§ Materials provided

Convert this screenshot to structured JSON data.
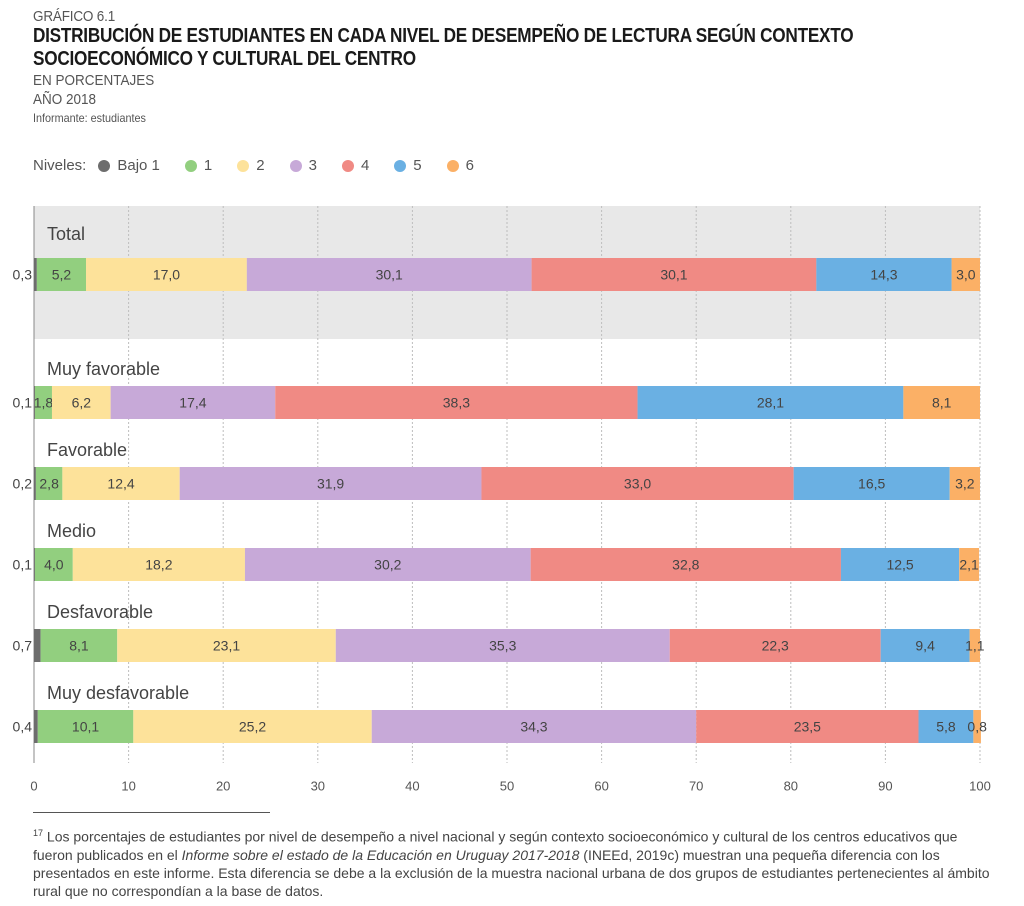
{
  "header": {
    "label": "GRÁFICO 6.1",
    "title_line1": "DISTRIBUCIÓN DE ESTUDIANTES EN CADA NIVEL DE DESEMPEÑO DE LECTURA SEGÚN CONTEXTO",
    "title_line2": "SOCIOECONÓMICO Y CULTURAL DEL CENTRO",
    "subtitle1": "EN PORCENTAJES",
    "subtitle2": "AÑO 2018",
    "informante": "Informante: estudiantes"
  },
  "legend": {
    "title": "Niveles:",
    "items": [
      {
        "label": "Bajo 1",
        "color": "#6d6d6d"
      },
      {
        "label": "1",
        "color": "#92cf7f"
      },
      {
        "label": "2",
        "color": "#fde29a"
      },
      {
        "label": "3",
        "color": "#c7a9d8"
      },
      {
        "label": "4",
        "color": "#f08a84"
      },
      {
        "label": "5",
        "color": "#6ab0e3"
      },
      {
        "label": "6",
        "color": "#fbb066"
      }
    ]
  },
  "chart_data": {
    "type": "bar",
    "orientation": "horizontal",
    "stacked": true,
    "xlim": [
      0,
      100
    ],
    "xticks": [
      "0",
      "10",
      "20",
      "30",
      "40",
      "50",
      "60",
      "70",
      "80",
      "90",
      "100"
    ],
    "series_names": [
      "Bajo 1",
      "1",
      "2",
      "3",
      "4",
      "5",
      "6"
    ],
    "rows": [
      {
        "category": "Total",
        "values": [
          0.3,
          5.2,
          17.0,
          30.1,
          30.1,
          14.3,
          3.0
        ],
        "labels": [
          "0,3",
          "5,2",
          "17,0",
          "30,1",
          "30,1",
          "14,3",
          "3,0"
        ]
      },
      {
        "category": "Muy favorable",
        "values": [
          0.1,
          1.8,
          6.2,
          17.4,
          38.3,
          28.1,
          8.1
        ],
        "labels": [
          "0,1",
          "1,8",
          "6,2",
          "17,4",
          "38,3",
          "28,1",
          "8,1"
        ]
      },
      {
        "category": "Favorable",
        "values": [
          0.2,
          2.8,
          12.4,
          31.9,
          33.0,
          16.5,
          3.2
        ],
        "labels": [
          "0,2",
          "2,8",
          "12,4",
          "31,9",
          "33,0",
          "16,5",
          "3,2"
        ]
      },
      {
        "category": "Medio",
        "values": [
          0.1,
          4.0,
          18.2,
          30.2,
          32.8,
          12.5,
          2.1
        ],
        "labels": [
          "0,1",
          "4,0",
          "18,2",
          "30,2",
          "32,8",
          "12,5",
          "2,1"
        ]
      },
      {
        "category": "Desfavorable",
        "values": [
          0.7,
          8.1,
          23.1,
          35.3,
          22.3,
          9.4,
          1.1
        ],
        "labels": [
          "0,7",
          "8,1",
          "23,1",
          "35,3",
          "22,3",
          "9,4",
          "1,1"
        ]
      },
      {
        "category": "Muy desfavorable",
        "values": [
          0.4,
          10.1,
          25.2,
          34.3,
          23.5,
          5.8,
          0.8
        ],
        "labels": [
          "0,4",
          "10,1",
          "25,2",
          "34,3",
          "23,5",
          "5,8",
          "0,8"
        ]
      }
    ]
  },
  "footnote": {
    "marker": "17",
    "text_before": " Los porcentajes de estudiantes por nivel de desempeño a nivel nacional y según contexto socioeconómico y cultural de los centros educativos que fueron publicados en el ",
    "italic": "Informe sobre el estado de la Educación en Uruguay 2017-2018",
    "text_after": " (INEEd, 2019c) muestran una pequeña diferencia con los presentados en este informe. Esta diferencia se debe a la exclusión de la muestra nacional urbana de dos grupos de estudiantes pertenecientes al ámbito rural que no correspondían a la base de datos."
  }
}
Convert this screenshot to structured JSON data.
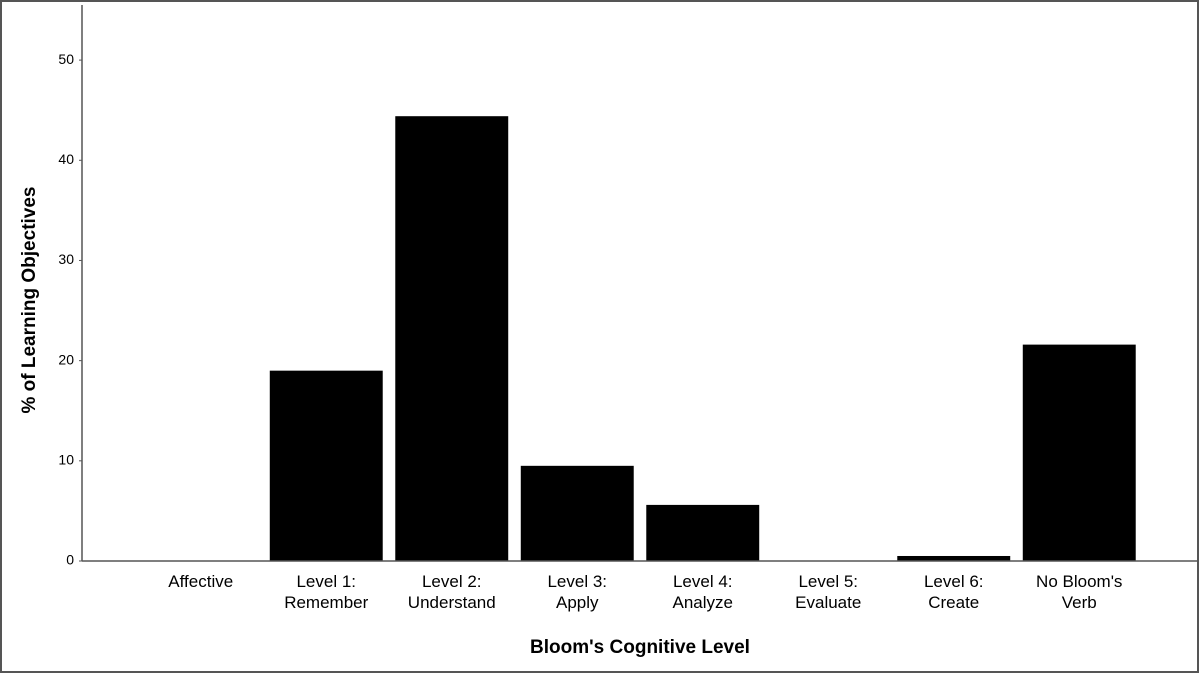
{
  "chart_data": {
    "type": "bar",
    "x_label": "Bloom's Cognitive Level",
    "y_label": "% of Learning Objectives",
    "categories": [
      "Affective",
      "Level 1:\nRemember",
      "Level 2:\nUnderstand",
      "Level 3:\nApply",
      "Level 4:\nAnalyze",
      "Level 5:\nEvaluate",
      "Level 6:\nCreate",
      "No Bloom's\nVerb"
    ],
    "values": [
      0,
      19.0,
      44.4,
      9.5,
      5.6,
      0,
      0.5,
      21.6
    ],
    "color": "#000000",
    "ylim": [
      0,
      55.5
    ],
    "yticks": [
      0,
      10,
      20,
      30,
      40,
      50
    ],
    "grid": false
  }
}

§ Directions for this task
Reproduce the full material exactly, excluding the pictures.

§ Complete answer
Convert this screenshot to structured JSON data.
{
  "header": {
    "label": "GRÁFICO 6.1",
    "title_line1": "DISTRIBUCIÓN DE ESTUDIANTES EN CADA NIVEL DE DESEMPEÑO DE LECTURA SEGÚN CONTEXTO",
    "title_line2": "SOCIOECONÓMICO Y CULTURAL DEL CENTRO",
    "subtitle1": "EN PORCENTAJES",
    "subtitle2": "AÑO 2018",
    "informante": "Informante: estudiantes"
  },
  "legend": {
    "title": "Niveles:",
    "items": [
      {
        "label": "Bajo 1",
        "color": "#6d6d6d"
      },
      {
        "label": "1",
        "color": "#92cf7f"
      },
      {
        "label": "2",
        "color": "#fde29a"
      },
      {
        "label": "3",
        "color": "#c7a9d8"
      },
      {
        "label": "4",
        "color": "#f08a84"
      },
      {
        "label": "5",
        "color": "#6ab0e3"
      },
      {
        "label": "6",
        "color": "#fbb066"
      }
    ]
  },
  "chart_data": {
    "type": "bar",
    "orientation": "horizontal",
    "stacked": true,
    "xlim": [
      0,
      100
    ],
    "xticks": [
      "0",
      "10",
      "20",
      "30",
      "40",
      "50",
      "60",
      "70",
      "80",
      "90",
      "100"
    ],
    "series_names": [
      "Bajo 1",
      "1",
      "2",
      "3",
      "4",
      "5",
      "6"
    ],
    "rows": [
      {
        "category": "Total",
        "values": [
          0.3,
          5.2,
          17.0,
          30.1,
          30.1,
          14.3,
          3.0
        ],
        "labels": [
          "0,3",
          "5,2",
          "17,0",
          "30,1",
          "30,1",
          "14,3",
          "3,0"
        ]
      },
      {
        "category": "Muy favorable",
        "values": [
          0.1,
          1.8,
          6.2,
          17.4,
          38.3,
          28.1,
          8.1
        ],
        "labels": [
          "0,1",
          "1,8",
          "6,2",
          "17,4",
          "38,3",
          "28,1",
          "8,1"
        ]
      },
      {
        "category": "Favorable",
        "values": [
          0.2,
          2.8,
          12.4,
          31.9,
          33.0,
          16.5,
          3.2
        ],
        "labels": [
          "0,2",
          "2,8",
          "12,4",
          "31,9",
          "33,0",
          "16,5",
          "3,2"
        ]
      },
      {
        "category": "Medio",
        "values": [
          0.1,
          4.0,
          18.2,
          30.2,
          32.8,
          12.5,
          2.1
        ],
        "labels": [
          "0,1",
          "4,0",
          "18,2",
          "30,2",
          "32,8",
          "12,5",
          "2,1"
        ]
      },
      {
        "category": "Desfavorable",
        "values": [
          0.7,
          8.1,
          23.1,
          35.3,
          22.3,
          9.4,
          1.1
        ],
        "labels": [
          "0,7",
          "8,1",
          "23,1",
          "35,3",
          "22,3",
          "9,4",
          "1,1"
        ]
      },
      {
        "category": "Muy desfavorable",
        "values": [
          0.4,
          10.1,
          25.2,
          34.3,
          23.5,
          5.8,
          0.8
        ],
        "labels": [
          "0,4",
          "10,1",
          "25,2",
          "34,3",
          "23,5",
          "5,8",
          "0,8"
        ]
      }
    ]
  },
  "footnote": {
    "marker": "17",
    "text_before": " Los porcentajes de estudiantes por nivel de desempeño a nivel nacional y según contexto socioeconómico y cultural de los centros educativos que fueron publicados en el ",
    "italic": "Informe sobre el estado de la Educación en Uruguay 2017-2018",
    "text_after": " (INEEd, 2019c) muestran una pequeña diferencia con los presentados en este informe. Esta diferencia se debe a la exclusión de la muestra nacional urbana de dos grupos de estudiantes pertenecientes al ámbito rural que no correspondían a la base de datos."
  }
}
Convert this screenshot to structured JSON data.
{
  "chart_data": {
    "type": "bar",
    "x_label": "Bloom's Cognitive Level",
    "y_label": "% of Learning Objectives",
    "categories": [
      "Affective",
      "Level 1:\nRemember",
      "Level 2:\nUnderstand",
      "Level 3:\nApply",
      "Level 4:\nAnalyze",
      "Level 5:\nEvaluate",
      "Level 6:\nCreate",
      "No Bloom's\nVerb"
    ],
    "values": [
      0,
      19.0,
      44.4,
      9.5,
      5.6,
      0,
      0.5,
      21.6
    ],
    "color": "#000000",
    "ylim": [
      0,
      55.5
    ],
    "yticks": [
      0,
      10,
      20,
      30,
      40,
      50
    ],
    "grid": false
  }
}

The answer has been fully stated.